• _AIM_: Go through the listing and pick out each line with the word "JSON" in it.

A block of data:

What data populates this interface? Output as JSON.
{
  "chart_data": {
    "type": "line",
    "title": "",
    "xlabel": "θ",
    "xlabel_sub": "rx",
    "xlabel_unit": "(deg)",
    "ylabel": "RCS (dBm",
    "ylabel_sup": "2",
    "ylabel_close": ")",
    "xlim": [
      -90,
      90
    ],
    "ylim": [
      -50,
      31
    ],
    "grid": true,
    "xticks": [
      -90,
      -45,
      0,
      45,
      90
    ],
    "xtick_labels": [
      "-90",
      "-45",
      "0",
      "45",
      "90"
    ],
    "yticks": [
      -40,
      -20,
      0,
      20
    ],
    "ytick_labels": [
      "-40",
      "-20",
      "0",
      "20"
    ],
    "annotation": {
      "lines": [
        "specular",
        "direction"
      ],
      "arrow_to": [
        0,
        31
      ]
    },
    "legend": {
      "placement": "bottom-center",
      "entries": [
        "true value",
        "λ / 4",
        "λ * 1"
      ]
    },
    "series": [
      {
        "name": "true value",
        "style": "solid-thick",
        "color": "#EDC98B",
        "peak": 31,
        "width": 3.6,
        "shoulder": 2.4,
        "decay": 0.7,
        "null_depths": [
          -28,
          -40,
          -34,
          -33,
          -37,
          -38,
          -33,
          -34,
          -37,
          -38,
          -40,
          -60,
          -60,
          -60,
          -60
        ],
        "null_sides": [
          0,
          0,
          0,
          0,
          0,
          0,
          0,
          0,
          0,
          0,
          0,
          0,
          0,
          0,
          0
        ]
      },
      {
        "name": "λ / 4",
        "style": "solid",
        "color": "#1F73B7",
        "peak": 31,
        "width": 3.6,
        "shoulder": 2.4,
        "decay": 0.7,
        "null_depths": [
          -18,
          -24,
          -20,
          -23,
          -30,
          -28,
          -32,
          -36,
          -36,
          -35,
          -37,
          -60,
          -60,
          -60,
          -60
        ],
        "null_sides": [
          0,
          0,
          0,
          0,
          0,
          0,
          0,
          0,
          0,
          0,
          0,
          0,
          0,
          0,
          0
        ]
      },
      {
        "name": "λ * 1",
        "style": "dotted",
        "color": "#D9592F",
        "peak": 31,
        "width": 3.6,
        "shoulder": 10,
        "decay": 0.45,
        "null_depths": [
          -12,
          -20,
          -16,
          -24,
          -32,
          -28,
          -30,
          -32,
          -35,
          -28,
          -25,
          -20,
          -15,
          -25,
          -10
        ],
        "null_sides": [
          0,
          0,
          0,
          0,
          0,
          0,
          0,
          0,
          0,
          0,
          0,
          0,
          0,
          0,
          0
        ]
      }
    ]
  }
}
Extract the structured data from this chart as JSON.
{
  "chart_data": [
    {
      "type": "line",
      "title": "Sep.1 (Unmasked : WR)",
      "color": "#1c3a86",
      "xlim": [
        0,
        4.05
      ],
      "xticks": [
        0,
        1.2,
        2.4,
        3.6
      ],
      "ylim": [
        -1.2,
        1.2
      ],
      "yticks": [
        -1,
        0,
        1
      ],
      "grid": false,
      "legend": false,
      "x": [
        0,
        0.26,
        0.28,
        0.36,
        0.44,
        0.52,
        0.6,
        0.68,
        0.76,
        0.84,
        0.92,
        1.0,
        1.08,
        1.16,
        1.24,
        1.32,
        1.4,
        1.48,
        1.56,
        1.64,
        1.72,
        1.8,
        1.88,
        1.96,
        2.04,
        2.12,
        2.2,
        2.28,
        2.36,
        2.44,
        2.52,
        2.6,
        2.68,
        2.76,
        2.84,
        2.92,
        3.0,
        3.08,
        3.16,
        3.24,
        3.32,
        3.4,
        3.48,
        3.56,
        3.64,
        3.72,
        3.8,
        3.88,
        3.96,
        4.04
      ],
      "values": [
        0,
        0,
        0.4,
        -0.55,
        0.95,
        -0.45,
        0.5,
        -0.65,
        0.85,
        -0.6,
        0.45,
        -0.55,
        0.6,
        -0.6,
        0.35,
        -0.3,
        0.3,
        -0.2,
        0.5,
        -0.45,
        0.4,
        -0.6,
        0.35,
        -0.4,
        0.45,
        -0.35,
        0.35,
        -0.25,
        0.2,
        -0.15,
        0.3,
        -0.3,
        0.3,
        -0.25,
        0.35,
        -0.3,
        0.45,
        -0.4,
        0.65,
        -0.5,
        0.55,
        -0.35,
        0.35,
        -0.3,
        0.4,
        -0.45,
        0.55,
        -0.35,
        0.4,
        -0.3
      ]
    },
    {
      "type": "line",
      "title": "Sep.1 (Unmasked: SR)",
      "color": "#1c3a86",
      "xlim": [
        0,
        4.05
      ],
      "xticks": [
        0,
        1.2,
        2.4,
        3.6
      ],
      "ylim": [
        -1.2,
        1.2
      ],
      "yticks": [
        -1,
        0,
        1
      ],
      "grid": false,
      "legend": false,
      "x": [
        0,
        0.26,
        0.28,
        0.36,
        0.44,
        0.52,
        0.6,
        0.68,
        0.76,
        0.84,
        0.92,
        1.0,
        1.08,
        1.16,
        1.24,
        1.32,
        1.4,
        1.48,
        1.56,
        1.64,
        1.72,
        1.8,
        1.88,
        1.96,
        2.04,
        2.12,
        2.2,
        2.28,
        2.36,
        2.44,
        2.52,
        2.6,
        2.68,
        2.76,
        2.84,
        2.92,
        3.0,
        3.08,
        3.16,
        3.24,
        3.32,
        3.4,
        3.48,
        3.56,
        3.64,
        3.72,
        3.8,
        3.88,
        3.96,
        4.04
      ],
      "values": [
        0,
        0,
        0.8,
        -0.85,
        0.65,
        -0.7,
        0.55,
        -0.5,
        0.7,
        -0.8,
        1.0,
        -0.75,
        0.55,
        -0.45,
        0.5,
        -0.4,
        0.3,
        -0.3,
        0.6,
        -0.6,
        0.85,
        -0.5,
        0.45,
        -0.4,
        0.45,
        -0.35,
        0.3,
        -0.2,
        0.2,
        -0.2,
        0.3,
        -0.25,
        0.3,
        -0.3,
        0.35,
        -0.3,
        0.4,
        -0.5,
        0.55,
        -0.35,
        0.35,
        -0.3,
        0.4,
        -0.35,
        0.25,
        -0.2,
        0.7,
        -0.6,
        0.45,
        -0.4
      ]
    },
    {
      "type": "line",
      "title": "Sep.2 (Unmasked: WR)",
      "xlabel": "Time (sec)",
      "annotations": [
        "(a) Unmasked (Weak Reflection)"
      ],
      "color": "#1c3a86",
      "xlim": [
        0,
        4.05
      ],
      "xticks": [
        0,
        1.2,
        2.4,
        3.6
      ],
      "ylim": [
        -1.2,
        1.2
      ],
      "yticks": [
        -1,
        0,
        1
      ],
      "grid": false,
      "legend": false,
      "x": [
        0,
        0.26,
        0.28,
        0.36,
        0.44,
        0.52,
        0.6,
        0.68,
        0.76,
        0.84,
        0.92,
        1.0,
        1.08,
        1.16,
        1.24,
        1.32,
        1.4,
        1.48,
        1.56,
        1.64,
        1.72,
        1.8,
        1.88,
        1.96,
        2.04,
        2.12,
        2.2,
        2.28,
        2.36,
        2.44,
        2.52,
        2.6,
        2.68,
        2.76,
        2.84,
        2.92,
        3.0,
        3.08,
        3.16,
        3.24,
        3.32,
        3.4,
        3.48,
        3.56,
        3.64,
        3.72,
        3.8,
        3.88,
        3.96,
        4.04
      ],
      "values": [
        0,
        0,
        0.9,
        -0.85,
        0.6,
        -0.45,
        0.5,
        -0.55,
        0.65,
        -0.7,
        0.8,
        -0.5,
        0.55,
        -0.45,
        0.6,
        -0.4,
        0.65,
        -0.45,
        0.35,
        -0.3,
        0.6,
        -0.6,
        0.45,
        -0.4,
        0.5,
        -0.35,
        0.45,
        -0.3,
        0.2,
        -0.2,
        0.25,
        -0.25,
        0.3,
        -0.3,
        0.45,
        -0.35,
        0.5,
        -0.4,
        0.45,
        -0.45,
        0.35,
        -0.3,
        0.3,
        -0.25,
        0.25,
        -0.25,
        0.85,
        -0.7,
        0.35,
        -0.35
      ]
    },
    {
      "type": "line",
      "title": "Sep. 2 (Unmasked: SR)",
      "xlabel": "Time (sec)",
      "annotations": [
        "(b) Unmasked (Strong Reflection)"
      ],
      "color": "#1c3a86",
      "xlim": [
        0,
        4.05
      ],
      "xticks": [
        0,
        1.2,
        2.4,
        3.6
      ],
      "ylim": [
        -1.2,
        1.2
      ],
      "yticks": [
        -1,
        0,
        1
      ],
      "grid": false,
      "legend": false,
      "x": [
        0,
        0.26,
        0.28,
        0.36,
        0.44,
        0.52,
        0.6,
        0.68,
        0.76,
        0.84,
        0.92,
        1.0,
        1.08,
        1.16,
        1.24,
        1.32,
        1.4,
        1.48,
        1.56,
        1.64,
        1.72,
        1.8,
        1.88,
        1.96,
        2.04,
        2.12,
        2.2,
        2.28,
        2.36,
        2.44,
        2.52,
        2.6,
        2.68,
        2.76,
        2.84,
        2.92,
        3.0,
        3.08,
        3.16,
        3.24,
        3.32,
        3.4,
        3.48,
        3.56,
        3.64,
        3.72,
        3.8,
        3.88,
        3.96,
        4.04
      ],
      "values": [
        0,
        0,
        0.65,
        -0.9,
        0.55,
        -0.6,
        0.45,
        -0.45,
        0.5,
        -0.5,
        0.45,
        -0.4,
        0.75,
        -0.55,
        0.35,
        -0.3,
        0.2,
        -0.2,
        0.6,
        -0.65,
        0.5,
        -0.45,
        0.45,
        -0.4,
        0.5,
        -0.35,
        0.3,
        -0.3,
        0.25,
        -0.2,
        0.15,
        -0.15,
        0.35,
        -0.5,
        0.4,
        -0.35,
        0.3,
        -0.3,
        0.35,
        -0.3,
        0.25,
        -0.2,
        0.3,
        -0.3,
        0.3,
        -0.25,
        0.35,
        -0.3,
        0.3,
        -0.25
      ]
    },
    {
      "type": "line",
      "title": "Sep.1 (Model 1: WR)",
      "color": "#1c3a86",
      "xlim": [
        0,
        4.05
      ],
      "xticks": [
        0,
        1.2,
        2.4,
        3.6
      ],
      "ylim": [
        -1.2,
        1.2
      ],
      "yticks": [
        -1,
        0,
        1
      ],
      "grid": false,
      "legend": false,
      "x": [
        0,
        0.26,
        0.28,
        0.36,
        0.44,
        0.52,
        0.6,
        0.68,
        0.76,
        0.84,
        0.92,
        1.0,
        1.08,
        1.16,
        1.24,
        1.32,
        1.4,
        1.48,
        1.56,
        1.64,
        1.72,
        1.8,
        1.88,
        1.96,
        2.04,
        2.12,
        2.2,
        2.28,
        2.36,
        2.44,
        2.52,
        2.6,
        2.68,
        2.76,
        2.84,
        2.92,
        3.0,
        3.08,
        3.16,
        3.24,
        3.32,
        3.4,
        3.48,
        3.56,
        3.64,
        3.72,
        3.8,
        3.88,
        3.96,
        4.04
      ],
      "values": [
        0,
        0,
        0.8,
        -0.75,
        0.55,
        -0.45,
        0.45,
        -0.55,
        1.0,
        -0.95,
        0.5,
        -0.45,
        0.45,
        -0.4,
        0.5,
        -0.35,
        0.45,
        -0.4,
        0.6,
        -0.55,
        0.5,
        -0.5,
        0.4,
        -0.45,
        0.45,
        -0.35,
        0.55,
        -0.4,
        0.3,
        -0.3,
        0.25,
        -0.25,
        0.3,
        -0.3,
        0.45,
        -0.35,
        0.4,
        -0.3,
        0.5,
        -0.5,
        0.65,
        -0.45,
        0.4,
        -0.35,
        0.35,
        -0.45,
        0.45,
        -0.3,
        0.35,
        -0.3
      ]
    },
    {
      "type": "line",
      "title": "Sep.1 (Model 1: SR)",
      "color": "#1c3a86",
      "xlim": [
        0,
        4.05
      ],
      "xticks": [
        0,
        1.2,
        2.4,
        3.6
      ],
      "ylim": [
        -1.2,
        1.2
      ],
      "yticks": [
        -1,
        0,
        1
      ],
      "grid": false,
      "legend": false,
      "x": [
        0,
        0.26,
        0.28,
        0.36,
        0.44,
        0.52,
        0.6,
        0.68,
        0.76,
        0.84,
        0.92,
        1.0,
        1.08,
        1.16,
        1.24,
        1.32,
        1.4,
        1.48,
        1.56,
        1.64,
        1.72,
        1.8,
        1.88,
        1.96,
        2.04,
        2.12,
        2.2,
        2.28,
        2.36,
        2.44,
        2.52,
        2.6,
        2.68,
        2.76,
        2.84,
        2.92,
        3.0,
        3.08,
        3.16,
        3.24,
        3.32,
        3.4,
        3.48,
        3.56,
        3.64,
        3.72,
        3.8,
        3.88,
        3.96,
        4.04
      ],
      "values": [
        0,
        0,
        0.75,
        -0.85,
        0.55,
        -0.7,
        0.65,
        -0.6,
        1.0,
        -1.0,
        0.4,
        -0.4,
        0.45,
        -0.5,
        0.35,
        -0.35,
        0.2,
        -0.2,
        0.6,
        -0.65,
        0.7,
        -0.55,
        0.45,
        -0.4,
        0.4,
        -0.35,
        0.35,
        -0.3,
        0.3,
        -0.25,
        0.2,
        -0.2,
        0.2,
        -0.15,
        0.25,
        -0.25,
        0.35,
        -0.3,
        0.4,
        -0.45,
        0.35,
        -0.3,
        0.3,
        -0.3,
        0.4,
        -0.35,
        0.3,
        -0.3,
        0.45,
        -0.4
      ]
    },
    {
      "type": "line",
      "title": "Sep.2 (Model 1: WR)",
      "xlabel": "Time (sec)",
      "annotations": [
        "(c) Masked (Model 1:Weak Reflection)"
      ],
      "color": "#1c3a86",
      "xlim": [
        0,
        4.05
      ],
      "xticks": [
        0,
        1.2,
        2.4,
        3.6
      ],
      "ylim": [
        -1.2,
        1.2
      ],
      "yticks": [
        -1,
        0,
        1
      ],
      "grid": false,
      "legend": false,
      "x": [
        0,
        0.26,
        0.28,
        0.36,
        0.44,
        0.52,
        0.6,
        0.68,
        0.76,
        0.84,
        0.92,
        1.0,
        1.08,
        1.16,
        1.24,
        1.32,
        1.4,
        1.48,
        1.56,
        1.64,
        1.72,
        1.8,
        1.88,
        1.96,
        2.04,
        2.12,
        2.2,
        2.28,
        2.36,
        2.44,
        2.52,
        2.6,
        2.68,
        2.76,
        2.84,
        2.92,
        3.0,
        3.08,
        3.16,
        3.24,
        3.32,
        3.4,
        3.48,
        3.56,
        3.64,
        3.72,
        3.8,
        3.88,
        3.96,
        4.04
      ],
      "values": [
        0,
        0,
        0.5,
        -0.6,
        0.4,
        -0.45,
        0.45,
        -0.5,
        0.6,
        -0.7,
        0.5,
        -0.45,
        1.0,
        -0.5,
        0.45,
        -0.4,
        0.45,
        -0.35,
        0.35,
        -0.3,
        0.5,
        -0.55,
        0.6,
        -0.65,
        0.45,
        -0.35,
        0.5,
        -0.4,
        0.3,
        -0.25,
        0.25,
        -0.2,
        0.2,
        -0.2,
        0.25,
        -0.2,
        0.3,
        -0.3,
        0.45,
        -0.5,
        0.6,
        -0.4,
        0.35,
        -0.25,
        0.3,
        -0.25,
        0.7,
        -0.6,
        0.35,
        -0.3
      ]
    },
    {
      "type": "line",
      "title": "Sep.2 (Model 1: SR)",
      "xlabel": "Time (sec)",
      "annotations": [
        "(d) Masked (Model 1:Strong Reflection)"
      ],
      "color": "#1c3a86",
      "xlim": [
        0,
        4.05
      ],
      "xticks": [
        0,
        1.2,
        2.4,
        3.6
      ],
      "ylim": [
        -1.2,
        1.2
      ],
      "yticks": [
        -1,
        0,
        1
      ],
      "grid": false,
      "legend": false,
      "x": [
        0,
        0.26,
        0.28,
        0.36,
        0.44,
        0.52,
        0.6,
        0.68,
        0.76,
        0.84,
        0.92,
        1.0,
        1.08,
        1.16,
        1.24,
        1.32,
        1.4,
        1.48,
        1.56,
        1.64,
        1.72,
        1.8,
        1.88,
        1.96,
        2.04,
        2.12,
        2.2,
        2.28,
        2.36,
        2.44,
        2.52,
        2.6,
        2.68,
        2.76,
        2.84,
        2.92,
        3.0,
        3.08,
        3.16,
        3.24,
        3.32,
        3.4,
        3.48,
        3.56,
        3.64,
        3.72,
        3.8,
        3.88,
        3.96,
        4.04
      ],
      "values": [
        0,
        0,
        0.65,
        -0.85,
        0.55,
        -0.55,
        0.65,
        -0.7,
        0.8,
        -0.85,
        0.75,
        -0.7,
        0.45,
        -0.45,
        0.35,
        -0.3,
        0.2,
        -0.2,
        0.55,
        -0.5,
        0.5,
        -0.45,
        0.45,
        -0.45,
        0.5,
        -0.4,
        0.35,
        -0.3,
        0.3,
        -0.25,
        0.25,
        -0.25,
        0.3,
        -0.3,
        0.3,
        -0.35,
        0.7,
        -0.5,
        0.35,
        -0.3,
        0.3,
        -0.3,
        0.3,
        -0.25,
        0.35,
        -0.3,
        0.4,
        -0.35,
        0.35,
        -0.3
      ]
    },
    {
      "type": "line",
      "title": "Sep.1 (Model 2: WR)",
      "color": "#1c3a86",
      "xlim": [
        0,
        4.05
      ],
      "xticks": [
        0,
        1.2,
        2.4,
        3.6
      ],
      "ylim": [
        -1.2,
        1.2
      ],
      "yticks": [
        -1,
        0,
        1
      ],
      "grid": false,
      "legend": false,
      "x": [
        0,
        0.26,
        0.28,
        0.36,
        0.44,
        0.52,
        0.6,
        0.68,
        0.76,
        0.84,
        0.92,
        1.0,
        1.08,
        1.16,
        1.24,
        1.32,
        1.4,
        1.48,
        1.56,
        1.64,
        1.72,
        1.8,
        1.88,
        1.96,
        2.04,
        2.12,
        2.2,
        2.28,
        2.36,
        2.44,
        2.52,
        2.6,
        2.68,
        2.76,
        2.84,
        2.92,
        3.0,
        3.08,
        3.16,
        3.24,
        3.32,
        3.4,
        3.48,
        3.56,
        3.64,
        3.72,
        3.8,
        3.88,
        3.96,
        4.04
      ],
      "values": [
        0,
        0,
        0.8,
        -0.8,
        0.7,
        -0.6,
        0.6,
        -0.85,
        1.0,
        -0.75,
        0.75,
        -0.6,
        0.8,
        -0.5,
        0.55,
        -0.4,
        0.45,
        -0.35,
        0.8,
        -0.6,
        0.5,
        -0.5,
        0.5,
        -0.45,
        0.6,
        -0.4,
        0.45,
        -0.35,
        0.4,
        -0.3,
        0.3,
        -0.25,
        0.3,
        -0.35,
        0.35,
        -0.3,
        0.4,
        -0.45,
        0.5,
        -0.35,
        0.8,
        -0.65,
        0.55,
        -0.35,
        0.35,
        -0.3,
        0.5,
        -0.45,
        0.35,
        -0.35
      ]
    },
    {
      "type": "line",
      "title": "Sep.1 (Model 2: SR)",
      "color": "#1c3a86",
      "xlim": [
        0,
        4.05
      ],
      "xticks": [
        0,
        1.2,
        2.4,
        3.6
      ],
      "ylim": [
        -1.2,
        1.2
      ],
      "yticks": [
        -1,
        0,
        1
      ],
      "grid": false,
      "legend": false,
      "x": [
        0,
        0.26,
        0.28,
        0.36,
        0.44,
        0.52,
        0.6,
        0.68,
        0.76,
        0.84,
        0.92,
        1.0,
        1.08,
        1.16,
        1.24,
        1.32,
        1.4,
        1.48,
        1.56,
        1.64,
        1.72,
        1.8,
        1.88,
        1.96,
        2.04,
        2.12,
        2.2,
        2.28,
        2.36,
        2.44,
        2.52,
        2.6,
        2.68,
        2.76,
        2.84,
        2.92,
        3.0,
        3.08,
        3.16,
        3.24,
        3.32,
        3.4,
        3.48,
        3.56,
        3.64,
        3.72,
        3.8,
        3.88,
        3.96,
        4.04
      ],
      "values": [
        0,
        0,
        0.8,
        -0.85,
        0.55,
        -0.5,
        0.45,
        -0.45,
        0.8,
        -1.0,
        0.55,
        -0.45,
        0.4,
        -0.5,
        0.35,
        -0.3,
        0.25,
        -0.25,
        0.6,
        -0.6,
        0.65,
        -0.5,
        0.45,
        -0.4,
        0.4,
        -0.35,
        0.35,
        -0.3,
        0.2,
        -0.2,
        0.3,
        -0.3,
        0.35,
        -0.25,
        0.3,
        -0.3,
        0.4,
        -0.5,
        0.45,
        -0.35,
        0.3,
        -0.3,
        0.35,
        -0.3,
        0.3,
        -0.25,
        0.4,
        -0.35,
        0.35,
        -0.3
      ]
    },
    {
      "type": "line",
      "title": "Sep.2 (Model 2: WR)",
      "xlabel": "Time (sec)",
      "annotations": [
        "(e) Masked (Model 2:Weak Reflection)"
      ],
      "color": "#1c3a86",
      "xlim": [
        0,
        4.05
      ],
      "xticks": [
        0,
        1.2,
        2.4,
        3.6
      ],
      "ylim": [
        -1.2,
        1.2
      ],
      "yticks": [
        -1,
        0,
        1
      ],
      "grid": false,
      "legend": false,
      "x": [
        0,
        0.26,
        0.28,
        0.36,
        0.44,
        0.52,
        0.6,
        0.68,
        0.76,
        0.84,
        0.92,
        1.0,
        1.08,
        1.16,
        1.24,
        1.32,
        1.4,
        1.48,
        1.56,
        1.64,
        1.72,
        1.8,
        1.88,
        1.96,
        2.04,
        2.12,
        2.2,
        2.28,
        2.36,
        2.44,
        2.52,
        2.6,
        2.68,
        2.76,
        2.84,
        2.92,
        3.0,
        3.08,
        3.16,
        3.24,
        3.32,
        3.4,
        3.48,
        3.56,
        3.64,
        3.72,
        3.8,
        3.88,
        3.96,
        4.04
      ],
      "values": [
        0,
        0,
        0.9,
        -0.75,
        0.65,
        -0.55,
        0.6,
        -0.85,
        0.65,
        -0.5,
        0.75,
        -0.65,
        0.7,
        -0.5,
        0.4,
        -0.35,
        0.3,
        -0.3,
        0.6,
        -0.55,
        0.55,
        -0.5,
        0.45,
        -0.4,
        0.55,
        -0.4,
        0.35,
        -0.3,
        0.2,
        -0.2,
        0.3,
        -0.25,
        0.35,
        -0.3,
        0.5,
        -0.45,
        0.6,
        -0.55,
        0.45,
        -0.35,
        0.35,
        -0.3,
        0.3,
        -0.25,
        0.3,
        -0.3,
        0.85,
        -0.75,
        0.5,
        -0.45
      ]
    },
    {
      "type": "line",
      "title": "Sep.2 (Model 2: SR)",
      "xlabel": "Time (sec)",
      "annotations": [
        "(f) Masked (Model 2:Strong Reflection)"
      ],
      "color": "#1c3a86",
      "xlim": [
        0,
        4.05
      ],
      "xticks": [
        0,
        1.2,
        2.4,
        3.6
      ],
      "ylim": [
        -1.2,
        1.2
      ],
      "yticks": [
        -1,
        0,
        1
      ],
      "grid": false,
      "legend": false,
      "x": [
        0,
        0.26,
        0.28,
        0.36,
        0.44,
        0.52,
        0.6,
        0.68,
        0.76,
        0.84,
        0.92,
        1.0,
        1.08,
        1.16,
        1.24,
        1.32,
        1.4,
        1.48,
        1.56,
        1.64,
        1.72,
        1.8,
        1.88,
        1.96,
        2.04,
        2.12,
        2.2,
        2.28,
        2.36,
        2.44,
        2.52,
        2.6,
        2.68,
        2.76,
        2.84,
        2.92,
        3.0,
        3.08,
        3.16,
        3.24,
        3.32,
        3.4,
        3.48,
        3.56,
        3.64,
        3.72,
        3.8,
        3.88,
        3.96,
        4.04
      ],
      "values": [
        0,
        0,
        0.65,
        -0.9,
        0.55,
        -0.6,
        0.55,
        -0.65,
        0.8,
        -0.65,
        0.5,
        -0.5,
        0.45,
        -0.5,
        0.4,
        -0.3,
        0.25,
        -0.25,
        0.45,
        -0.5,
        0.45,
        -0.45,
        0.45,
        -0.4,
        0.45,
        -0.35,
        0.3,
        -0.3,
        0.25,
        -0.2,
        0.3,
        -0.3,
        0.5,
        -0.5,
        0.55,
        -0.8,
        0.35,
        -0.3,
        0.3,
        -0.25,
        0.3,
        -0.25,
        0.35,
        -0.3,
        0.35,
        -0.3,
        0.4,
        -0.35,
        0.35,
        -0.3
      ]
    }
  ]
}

• _RESPONSE FOR THIS EXERCISE_:
What data populates this interface? Output as JSON.
Extract the structured data from this chart as JSON.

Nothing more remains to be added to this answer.